== What is being asked ==
All of the entries must be reproduced exactly, with no images carried over.

== Dataset rows ==
####################

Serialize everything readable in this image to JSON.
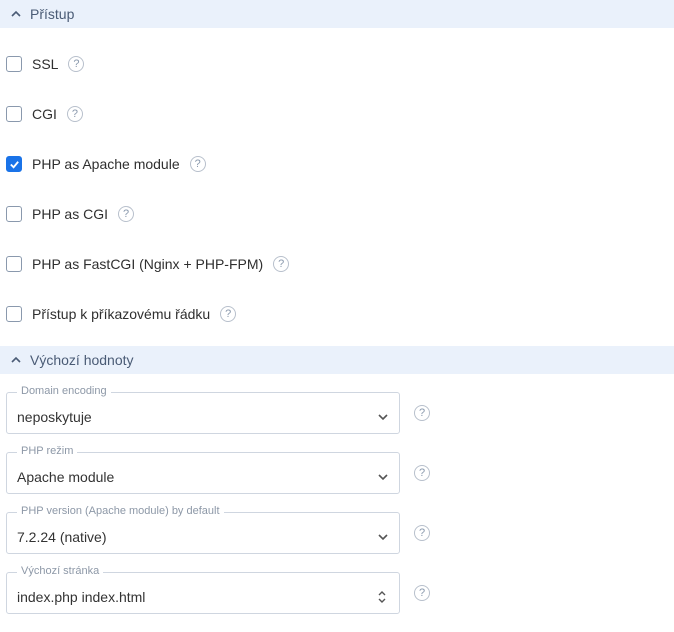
{
  "sections": {
    "access": {
      "title": "Přístup"
    },
    "defaults": {
      "title": "Výchozí hodnoty"
    }
  },
  "access_items": [
    {
      "label": "SSL",
      "checked": false
    },
    {
      "label": "CGI",
      "checked": false
    },
    {
      "label": "PHP as Apache module",
      "checked": true
    },
    {
      "label": "PHP as CGI",
      "checked": false
    },
    {
      "label": "PHP as FastCGI (Nginx + PHP-FPM)",
      "checked": false
    },
    {
      "label": "Přístup k příkazovému řádku",
      "checked": false
    }
  ],
  "defaults_fields": {
    "domain_encoding": {
      "label": "Domain encoding",
      "value": "neposkytuje"
    },
    "php_mode": {
      "label": "PHP režim",
      "value": "Apache module"
    },
    "php_version": {
      "label": "PHP version (Apache module) by default",
      "value": "7.2.24 (native)"
    },
    "default_page": {
      "label": "Výchozí stránka",
      "value": "index.php index.html"
    }
  },
  "colors": {
    "accent": "#1a73e8",
    "header_bg": "#eaf1fb"
  }
}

####################

== Full output ==
Serialize everything readable in this image to JSON.
{
  "sections": {
    "access": {
      "title": "Přístup"
    },
    "defaults": {
      "title": "Výchozí hodnoty"
    }
  },
  "access_items": [
    {
      "label": "SSL",
      "checked": false
    },
    {
      "label": "CGI",
      "checked": false
    },
    {
      "label": "PHP as Apache module",
      "checked": true
    },
    {
      "label": "PHP as CGI",
      "checked": false
    },
    {
      "label": "PHP as FastCGI (Nginx + PHP-FPM)",
      "checked": false
    },
    {
      "label": "Přístup k příkazovému řádku",
      "checked": false
    }
  ],
  "defaults_fields": {
    "domain_encoding": {
      "label": "Domain encoding",
      "value": "neposkytuje"
    },
    "php_mode": {
      "label": "PHP režim",
      "value": "Apache module"
    },
    "php_version": {
      "label": "PHP version (Apache module) by default",
      "value": "7.2.24 (native)"
    },
    "default_page": {
      "label": "Výchozí stránka",
      "value": "index.php index.html"
    }
  },
  "colors": {
    "accent": "#1a73e8",
    "header_bg": "#eaf1fb"
  }
}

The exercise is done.